- WHAT IS REQUIRED
Write out each line of the data below, keeping every character unchanged.

Bounding box annotations:

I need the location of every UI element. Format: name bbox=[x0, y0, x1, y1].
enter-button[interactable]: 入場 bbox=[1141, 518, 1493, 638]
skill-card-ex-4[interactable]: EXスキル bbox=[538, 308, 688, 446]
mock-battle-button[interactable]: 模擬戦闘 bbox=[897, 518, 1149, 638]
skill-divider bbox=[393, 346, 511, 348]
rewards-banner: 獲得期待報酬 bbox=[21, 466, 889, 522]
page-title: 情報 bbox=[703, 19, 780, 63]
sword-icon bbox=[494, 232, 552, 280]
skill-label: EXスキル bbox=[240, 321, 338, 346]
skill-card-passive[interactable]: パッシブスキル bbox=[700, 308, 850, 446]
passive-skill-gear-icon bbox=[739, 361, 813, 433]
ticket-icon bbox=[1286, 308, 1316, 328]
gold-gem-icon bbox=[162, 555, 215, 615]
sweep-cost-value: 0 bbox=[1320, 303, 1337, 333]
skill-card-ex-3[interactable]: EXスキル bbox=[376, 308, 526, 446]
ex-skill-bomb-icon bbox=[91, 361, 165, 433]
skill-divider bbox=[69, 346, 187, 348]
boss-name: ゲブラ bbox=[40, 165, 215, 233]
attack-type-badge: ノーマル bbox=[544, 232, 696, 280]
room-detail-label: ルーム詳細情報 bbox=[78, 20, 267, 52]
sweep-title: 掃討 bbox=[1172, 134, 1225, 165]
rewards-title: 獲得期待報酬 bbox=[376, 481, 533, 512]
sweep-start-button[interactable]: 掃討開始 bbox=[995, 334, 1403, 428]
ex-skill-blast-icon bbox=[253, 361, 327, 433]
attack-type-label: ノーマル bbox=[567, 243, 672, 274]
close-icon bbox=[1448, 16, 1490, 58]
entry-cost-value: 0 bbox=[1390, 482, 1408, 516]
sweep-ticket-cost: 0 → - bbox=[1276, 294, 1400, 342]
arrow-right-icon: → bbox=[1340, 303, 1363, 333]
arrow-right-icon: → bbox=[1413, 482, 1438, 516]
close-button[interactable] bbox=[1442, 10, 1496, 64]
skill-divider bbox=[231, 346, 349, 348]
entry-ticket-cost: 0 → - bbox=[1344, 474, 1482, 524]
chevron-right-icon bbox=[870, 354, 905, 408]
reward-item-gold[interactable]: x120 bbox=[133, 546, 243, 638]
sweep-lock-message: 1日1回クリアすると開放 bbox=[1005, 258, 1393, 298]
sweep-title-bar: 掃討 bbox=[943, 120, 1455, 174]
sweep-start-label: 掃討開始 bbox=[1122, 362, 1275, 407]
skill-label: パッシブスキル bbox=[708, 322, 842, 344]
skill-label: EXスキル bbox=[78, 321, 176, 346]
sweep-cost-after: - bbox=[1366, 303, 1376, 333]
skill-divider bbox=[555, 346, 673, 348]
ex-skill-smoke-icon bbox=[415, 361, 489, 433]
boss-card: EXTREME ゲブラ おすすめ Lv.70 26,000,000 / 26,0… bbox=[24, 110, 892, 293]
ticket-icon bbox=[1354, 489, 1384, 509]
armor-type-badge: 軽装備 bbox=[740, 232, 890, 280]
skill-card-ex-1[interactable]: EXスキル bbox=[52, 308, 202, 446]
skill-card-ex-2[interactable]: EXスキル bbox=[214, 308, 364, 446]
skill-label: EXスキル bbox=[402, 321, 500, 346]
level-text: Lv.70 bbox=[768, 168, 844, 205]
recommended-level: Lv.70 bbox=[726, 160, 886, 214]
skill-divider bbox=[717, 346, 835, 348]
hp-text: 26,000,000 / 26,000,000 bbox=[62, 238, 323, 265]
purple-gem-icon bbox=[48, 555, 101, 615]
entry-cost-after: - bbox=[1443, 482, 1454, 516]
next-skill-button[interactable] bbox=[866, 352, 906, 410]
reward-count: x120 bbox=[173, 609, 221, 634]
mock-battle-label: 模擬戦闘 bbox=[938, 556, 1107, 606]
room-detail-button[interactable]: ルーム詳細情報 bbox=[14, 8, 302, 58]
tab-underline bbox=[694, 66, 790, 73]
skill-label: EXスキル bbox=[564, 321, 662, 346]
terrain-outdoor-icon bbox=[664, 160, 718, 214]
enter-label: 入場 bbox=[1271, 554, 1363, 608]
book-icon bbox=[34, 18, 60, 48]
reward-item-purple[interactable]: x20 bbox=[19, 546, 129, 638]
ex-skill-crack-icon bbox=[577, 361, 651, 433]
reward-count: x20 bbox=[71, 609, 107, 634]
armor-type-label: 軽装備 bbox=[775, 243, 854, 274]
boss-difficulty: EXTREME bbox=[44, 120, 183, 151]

- WRITTEN ANSWER
I need the location of every UI element. Format: name bbox=[x0, y0, x1, y1].
enter-button[interactable]: 入場 bbox=[1141, 518, 1493, 638]
skill-card-ex-4[interactable]: EXスキル bbox=[538, 308, 688, 446]
mock-battle-button[interactable]: 模擬戦闘 bbox=[897, 518, 1149, 638]
skill-divider bbox=[393, 346, 511, 348]
rewards-banner: 獲得期待報酬 bbox=[21, 466, 889, 522]
page-title: 情報 bbox=[703, 19, 780, 63]
sword-icon bbox=[494, 232, 552, 280]
skill-label: EXスキル bbox=[240, 321, 338, 346]
skill-card-passive[interactable]: パッシブスキル bbox=[700, 308, 850, 446]
passive-skill-gear-icon bbox=[739, 361, 813, 433]
ticket-icon bbox=[1286, 308, 1316, 328]
gold-gem-icon bbox=[162, 555, 215, 615]
sweep-cost-value: 0 bbox=[1320, 303, 1337, 333]
skill-card-ex-3[interactable]: EXスキル bbox=[376, 308, 526, 446]
ex-skill-bomb-icon bbox=[91, 361, 165, 433]
skill-divider bbox=[69, 346, 187, 348]
boss-name: ゲブラ bbox=[40, 165, 215, 233]
attack-type-badge: ノーマル bbox=[544, 232, 696, 280]
room-detail-label: ルーム詳細情報 bbox=[78, 20, 267, 52]
sweep-title: 掃討 bbox=[1172, 134, 1225, 165]
rewards-title: 獲得期待報酬 bbox=[376, 481, 533, 512]
sweep-start-button[interactable]: 掃討開始 bbox=[995, 334, 1403, 428]
ex-skill-blast-icon bbox=[253, 361, 327, 433]
attack-type-label: ノーマル bbox=[567, 243, 672, 274]
close-icon bbox=[1448, 16, 1490, 58]
entry-cost-value: 0 bbox=[1390, 482, 1408, 516]
sweep-ticket-cost: 0 → - bbox=[1276, 294, 1400, 342]
arrow-right-icon: → bbox=[1340, 303, 1363, 333]
arrow-right-icon: → bbox=[1413, 482, 1438, 516]
close-button[interactable] bbox=[1442, 10, 1496, 64]
skill-divider bbox=[231, 346, 349, 348]
entry-ticket-cost: 0 → - bbox=[1344, 474, 1482, 524]
chevron-right-icon bbox=[870, 354, 905, 408]
reward-item-gold[interactable]: x120 bbox=[133, 546, 243, 638]
sweep-lock-message: 1日1回クリアすると開放 bbox=[1005, 258, 1393, 298]
sweep-title-bar: 掃討 bbox=[943, 120, 1455, 174]
sweep-start-label: 掃討開始 bbox=[1122, 362, 1275, 407]
skill-label: パッシブスキル bbox=[708, 322, 842, 344]
skill-label: EXスキル bbox=[78, 321, 176, 346]
sweep-cost-after: - bbox=[1366, 303, 1376, 333]
skill-divider bbox=[555, 346, 673, 348]
ex-skill-smoke-icon bbox=[415, 361, 489, 433]
boss-card: EXTREME ゲブラ おすすめ Lv.70 26,000,000 / 26,0… bbox=[24, 110, 892, 293]
ticket-icon bbox=[1354, 489, 1384, 509]
armor-type-badge: 軽装備 bbox=[740, 232, 890, 280]
skill-card-ex-1[interactable]: EXスキル bbox=[52, 308, 202, 446]
skill-card-ex-2[interactable]: EXスキル bbox=[214, 308, 364, 446]
skill-label: EXスキル bbox=[402, 321, 500, 346]
level-text: Lv.70 bbox=[768, 168, 844, 205]
recommended-level: Lv.70 bbox=[726, 160, 886, 214]
skill-divider bbox=[717, 346, 835, 348]
hp-text: 26,000,000 / 26,000,000 bbox=[62, 238, 323, 265]
purple-gem-icon bbox=[48, 555, 101, 615]
entry-cost-after: - bbox=[1443, 482, 1454, 516]
next-skill-button[interactable] bbox=[866, 352, 906, 410]
reward-count: x120 bbox=[173, 609, 221, 634]
mock-battle-label: 模擬戦闘 bbox=[938, 556, 1107, 606]
room-detail-button[interactable]: ルーム詳細情報 bbox=[14, 8, 302, 58]
tab-underline bbox=[694, 66, 790, 73]
skill-label: EXスキル bbox=[564, 321, 662, 346]
terrain-outdoor-icon bbox=[664, 160, 718, 214]
enter-label: 入場 bbox=[1271, 554, 1363, 608]
book-icon bbox=[34, 18, 60, 48]
reward-item-purple[interactable]: x20 bbox=[19, 546, 129, 638]
ex-skill-crack-icon bbox=[577, 361, 651, 433]
reward-count: x20 bbox=[71, 609, 107, 634]
armor-type-label: 軽装備 bbox=[775, 243, 854, 274]
boss-difficulty: EXTREME bbox=[44, 120, 183, 151]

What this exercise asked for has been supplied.